**WHAT THE EXERCISE ASKS**
Repeat every line of the material, character for character.

**Extracted records**
>>>>>

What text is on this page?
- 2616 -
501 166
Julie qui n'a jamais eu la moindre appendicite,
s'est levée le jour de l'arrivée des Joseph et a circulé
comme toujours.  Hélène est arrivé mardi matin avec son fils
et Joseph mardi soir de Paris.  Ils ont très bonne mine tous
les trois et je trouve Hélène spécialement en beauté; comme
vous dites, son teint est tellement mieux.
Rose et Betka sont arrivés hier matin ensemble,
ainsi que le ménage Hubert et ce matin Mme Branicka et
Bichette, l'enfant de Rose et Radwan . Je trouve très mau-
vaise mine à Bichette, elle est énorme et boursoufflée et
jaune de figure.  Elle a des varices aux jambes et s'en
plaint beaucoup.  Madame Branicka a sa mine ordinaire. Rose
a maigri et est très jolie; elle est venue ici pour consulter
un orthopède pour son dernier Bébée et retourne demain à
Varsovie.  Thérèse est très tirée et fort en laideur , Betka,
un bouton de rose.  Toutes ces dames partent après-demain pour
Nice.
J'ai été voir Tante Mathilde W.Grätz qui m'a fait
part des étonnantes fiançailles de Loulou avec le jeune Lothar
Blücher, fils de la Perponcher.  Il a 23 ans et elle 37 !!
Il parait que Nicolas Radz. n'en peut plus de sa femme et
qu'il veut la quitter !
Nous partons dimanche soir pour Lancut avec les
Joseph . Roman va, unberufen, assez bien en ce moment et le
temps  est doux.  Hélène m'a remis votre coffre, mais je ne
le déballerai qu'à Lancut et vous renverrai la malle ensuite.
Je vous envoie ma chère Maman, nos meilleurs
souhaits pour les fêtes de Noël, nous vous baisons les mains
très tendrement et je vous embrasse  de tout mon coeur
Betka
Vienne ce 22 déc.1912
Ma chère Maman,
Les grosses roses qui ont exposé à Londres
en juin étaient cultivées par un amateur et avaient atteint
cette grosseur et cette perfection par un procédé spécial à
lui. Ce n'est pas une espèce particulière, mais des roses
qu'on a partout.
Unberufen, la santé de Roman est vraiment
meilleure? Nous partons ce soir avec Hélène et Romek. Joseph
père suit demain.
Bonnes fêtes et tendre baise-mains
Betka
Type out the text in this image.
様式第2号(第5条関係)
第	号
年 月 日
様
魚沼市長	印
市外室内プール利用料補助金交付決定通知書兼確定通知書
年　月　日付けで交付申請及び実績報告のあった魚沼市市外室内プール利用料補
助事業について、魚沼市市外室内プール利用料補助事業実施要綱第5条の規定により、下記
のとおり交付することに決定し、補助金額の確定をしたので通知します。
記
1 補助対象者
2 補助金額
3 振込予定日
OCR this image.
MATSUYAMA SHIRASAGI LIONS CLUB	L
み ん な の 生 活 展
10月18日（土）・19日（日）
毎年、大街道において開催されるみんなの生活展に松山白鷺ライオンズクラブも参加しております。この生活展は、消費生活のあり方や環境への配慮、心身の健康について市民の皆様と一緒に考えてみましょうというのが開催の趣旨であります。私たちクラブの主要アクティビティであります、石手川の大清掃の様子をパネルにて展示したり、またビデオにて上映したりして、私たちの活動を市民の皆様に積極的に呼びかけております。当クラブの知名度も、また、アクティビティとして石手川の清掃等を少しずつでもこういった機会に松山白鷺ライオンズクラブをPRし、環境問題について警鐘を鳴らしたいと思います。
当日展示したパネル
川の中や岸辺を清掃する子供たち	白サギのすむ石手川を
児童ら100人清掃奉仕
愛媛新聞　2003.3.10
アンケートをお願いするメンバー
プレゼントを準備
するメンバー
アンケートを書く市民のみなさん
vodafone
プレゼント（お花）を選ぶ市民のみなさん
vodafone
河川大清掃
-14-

<<<<<

**RESULT**
What text is on this page?
- 2616 -
501 166
Julie qui n'a jamais eu la moindre appendicite,
s'est levée le jour de l'arrivée des Joseph et a circulé
comme toujours.  Hélène est arrivé mardi matin avec son fils
et Joseph mardi soir de Paris.  Ils ont très bonne mine tous
les trois et je trouve Hélène spécialement en beauté; comme
vous dites, son teint est tellement mieux.
Rose et Betka sont arrivés hier matin ensemble,
ainsi que le ménage Hubert et ce matin Mme Branicka et
Bichette, l'enfant de Rose et Radwan . Je trouve très mau-
vaise mine à Bichette, elle est énorme et boursoufflée et
jaune de figure.  Elle a des varices aux jambes et s'en
plaint beaucoup.  Madame Branicka a sa mine ordinaire. Rose
a maigri et est très jolie; elle est venue ici pour consulter
un orthopède pour son dernier Bébée et retourne demain à
Varsovie.  Thérèse est très tirée et fort en laideur , Betka,
un bouton de rose.  Toutes ces dames partent après-demain pour
Nice.
J'ai été voir Tante Mathilde W.Grätz qui m'a fait
part des étonnantes fiançailles de Loulou avec le jeune Lothar
Blücher, fils de la Perponcher.  Il a 23 ans et elle 37 !!
Il parait que Nicolas Radz. n'en peut plus de sa femme et
qu'il veut la quitter !
Nous partons dimanche soir pour Lancut avec les
Joseph . Roman va, unberufen, assez bien en ce moment et le
temps  est doux.  Hélène m'a remis votre coffre, mais je ne
le déballerai qu'à Lancut et vous renverrai la malle ensuite.
Je vous envoie ma chère Maman, nos meilleurs
souhaits pour les fêtes de Noël, nous vous baisons les mains
très tendrement et je vous embrasse  de tout mon coeur
Betka
Vienne ce 22 déc.1912
Ma chère Maman,
Les grosses roses qui ont exposé à Londres
en juin étaient cultivées par un amateur et avaient atteint
cette grosseur et cette perfection par un procédé spécial à
lui. Ce n'est pas une espèce particulière, mais des roses
qu'on a partout.
Unberufen, la santé de Roman est vraiment
meilleure? Nous partons ce soir avec Hélène et Romek. Joseph
père suit demain.
Bonnes fêtes et tendre baise-mains
Betka
Type out the text in this image.
様式第2号(第5条関係)
第	号
年 月 日
様
魚沼市長	印
市外室内プール利用料補助金交付決定通知書兼確定通知書
年　月　日付けで交付申請及び実績報告のあった魚沼市市外室内プール利用料補
助事業について、魚沼市市外室内プール利用料補助事業実施要綱第5条の規定により、下記
のとおり交付することに決定し、補助金額の確定をしたので通知します。
記
1 補助対象者
2 補助金額
3 振込予定日
OCR this image.
MATSUYAMA SHIRASAGI LIONS CLUB	L
み ん な の 生 活 展
10月18日（土）・19日（日）
毎年、大街道において開催されるみんなの生活展に松山白鷺ライオンズクラブも参加しております。この生活展は、消費生活のあり方や環境への配慮、心身の健康について市民の皆様と一緒に考えてみましょうというのが開催の趣旨であります。私たちクラブの主要アクティビティであります、石手川の大清掃の様子をパネルにて展示したり、またビデオにて上映したりして、私たちの活動を市民の皆様に積極的に呼びかけております。当クラブの知名度も、また、アクティビティとして石手川の清掃等を少しずつでもこういった機会に松山白鷺ライオンズクラブをPRし、環境問題について警鐘を鳴らしたいと思います。
当日展示したパネル
川の中や岸辺を清掃する子供たち	白サギのすむ石手川を
児童ら100人清掃奉仕
愛媛新聞　2003.3.10
アンケートをお願いするメンバー
プレゼントを準備
するメンバー
アンケートを書く市民のみなさん
vodafone
プレゼント（お花）を選ぶ市民のみなさん
vodafone
河川大清掃
-14-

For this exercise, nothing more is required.